### Request
Check every line below for the word "vecka" and show those that hold it.

### Data entries
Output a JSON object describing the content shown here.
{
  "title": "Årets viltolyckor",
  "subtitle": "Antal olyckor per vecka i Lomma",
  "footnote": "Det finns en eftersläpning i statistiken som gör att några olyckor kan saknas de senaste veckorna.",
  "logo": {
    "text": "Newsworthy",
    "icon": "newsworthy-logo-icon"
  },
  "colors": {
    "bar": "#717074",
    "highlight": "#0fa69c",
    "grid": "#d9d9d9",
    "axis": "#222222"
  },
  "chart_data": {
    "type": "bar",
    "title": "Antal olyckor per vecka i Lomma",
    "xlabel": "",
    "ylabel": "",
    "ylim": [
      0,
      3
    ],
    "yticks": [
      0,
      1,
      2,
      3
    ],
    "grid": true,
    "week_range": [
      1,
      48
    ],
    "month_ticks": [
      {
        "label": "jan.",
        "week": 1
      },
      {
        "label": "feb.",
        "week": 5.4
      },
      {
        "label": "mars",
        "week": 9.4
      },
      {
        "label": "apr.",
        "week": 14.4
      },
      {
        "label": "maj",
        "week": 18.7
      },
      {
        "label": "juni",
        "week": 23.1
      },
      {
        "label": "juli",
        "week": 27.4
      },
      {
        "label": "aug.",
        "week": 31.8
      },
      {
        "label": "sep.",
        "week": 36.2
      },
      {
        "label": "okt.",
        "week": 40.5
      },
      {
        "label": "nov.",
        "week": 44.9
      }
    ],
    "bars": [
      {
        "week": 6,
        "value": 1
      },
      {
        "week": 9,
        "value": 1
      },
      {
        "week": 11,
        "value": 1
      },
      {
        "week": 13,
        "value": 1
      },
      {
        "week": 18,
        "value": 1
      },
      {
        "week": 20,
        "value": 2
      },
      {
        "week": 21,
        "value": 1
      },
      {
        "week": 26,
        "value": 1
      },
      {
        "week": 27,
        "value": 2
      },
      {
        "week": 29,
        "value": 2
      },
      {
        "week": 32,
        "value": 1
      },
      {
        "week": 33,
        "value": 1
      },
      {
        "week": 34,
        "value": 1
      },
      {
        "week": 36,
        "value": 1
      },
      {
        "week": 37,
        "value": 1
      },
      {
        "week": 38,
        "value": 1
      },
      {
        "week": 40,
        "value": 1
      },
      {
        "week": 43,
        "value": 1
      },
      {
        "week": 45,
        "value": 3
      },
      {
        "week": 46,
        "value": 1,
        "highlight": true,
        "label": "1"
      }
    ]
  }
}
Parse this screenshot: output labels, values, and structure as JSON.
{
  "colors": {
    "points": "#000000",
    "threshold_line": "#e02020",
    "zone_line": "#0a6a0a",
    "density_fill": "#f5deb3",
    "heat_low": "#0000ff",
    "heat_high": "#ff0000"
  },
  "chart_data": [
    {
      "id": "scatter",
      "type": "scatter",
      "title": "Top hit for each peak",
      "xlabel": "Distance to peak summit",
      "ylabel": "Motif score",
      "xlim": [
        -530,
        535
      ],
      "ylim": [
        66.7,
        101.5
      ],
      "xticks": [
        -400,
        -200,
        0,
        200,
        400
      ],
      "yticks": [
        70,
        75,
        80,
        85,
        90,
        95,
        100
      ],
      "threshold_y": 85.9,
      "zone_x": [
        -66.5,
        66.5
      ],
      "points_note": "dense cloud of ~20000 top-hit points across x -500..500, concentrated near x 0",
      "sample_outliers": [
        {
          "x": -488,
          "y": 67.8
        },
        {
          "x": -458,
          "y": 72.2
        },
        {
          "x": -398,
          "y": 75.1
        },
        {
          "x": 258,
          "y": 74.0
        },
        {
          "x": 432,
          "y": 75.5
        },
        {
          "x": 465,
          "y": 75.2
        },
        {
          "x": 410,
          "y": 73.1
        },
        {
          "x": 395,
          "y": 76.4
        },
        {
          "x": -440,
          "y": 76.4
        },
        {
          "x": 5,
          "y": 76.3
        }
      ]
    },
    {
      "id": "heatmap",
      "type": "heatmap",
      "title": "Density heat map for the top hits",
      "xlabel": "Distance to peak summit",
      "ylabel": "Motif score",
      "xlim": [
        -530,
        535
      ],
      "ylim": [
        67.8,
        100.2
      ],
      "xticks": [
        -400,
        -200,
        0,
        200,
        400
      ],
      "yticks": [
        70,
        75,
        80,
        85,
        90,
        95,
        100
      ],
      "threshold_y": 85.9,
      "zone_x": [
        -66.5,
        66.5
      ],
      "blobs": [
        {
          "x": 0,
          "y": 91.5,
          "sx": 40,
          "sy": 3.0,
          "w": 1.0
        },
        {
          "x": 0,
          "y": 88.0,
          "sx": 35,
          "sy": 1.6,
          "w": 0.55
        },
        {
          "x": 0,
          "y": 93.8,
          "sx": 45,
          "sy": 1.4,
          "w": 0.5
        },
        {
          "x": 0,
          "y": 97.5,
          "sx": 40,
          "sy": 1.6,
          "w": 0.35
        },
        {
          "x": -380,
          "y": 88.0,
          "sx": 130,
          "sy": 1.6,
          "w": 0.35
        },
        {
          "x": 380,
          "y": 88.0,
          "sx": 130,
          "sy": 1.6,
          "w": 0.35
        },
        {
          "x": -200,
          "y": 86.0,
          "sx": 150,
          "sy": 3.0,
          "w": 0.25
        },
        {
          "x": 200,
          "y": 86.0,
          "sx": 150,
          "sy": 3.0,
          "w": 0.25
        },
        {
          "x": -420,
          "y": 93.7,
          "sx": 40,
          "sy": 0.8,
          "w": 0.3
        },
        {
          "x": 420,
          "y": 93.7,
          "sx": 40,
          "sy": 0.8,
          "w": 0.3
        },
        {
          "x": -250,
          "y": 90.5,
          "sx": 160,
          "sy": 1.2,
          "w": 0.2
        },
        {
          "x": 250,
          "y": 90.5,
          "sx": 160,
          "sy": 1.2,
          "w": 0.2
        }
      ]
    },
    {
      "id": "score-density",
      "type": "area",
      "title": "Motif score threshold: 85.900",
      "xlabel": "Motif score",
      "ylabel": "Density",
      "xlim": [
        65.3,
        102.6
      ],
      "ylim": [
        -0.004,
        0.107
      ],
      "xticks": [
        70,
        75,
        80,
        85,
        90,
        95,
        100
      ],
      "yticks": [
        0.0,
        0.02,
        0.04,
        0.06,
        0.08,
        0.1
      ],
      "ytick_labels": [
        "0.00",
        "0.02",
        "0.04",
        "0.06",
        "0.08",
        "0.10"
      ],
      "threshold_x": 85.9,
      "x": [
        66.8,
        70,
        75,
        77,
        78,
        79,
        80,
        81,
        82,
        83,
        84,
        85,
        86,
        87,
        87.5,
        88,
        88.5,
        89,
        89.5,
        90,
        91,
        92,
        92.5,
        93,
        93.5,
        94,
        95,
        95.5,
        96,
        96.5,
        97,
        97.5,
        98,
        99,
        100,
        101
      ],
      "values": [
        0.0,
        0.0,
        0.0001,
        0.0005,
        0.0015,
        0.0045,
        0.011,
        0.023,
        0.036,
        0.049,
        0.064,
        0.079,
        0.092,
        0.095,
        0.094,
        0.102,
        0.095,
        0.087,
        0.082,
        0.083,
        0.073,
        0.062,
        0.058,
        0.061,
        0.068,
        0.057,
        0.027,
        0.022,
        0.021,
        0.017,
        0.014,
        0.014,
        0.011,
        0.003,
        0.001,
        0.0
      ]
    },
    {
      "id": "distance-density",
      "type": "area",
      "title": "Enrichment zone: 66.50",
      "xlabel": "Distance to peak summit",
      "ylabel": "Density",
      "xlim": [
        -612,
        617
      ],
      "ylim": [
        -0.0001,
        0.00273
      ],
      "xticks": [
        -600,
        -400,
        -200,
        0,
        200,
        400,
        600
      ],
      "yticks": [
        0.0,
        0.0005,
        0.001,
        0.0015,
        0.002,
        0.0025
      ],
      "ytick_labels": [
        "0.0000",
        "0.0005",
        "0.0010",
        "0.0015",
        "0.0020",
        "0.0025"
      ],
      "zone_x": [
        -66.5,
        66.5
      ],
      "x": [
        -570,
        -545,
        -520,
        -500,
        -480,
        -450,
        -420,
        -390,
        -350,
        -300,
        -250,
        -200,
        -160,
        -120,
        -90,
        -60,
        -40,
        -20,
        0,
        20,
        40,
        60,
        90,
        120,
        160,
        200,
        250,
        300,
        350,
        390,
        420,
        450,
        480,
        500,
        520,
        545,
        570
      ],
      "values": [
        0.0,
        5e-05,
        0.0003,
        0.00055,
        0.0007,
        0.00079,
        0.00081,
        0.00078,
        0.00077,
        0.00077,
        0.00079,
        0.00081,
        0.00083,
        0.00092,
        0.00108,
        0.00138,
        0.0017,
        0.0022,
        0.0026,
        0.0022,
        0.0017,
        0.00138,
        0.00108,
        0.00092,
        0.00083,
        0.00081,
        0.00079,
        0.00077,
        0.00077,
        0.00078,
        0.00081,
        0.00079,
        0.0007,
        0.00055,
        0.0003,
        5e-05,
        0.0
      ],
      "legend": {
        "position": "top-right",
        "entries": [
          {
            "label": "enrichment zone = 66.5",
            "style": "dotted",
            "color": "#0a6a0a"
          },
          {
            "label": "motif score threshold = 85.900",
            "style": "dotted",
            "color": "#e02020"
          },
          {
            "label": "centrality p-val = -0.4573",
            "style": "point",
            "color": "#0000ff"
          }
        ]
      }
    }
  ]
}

### Answer in full
  "subtitle": "Antal olyckor per vecka i Lomma",
    "title": "Antal olyckor per vecka i Lomma",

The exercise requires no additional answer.